State how many lines of the records contain the string "force", and give no other information.
--*--
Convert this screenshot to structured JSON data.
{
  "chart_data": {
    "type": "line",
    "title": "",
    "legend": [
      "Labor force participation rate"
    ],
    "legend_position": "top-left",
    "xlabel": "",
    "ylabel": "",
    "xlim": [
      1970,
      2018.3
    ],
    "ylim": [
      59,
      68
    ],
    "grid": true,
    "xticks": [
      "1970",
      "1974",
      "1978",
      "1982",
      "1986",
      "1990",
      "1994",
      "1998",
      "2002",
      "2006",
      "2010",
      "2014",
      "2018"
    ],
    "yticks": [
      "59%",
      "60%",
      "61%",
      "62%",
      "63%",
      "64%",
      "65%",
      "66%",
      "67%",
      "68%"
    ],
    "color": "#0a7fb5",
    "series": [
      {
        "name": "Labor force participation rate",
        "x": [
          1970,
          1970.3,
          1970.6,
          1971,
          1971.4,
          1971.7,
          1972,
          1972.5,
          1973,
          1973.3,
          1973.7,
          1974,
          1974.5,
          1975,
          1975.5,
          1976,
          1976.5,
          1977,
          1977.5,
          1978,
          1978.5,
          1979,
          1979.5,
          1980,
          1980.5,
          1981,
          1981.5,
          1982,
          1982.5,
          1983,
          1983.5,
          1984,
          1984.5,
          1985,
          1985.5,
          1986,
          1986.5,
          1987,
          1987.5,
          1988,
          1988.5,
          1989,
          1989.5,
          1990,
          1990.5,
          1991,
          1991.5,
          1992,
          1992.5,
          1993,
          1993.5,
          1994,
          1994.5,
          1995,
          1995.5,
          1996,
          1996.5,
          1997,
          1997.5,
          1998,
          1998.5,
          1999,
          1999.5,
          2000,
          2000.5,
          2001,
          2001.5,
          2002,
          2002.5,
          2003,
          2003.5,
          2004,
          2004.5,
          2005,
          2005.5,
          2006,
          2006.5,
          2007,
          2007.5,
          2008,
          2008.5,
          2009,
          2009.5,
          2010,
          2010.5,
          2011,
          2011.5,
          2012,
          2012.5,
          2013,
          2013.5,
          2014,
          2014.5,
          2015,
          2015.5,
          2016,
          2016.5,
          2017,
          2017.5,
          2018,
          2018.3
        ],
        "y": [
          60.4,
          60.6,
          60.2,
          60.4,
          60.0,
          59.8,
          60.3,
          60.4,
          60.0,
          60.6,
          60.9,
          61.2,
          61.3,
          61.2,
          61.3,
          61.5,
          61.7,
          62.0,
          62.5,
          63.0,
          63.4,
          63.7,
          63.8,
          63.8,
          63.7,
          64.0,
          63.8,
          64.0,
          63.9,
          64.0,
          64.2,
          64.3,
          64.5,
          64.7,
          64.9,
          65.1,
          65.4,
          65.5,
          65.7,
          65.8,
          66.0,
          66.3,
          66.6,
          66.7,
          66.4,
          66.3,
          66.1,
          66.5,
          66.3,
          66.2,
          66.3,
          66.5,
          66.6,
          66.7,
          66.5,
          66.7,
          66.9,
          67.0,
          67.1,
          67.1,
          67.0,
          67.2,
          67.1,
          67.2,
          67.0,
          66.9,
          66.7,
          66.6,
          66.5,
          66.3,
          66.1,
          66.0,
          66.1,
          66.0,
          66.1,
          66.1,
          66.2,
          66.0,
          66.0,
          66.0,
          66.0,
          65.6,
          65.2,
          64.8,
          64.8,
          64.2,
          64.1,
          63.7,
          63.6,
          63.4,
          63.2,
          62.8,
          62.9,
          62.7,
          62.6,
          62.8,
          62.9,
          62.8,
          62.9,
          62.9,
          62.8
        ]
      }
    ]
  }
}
--*--
→ Exercise response
2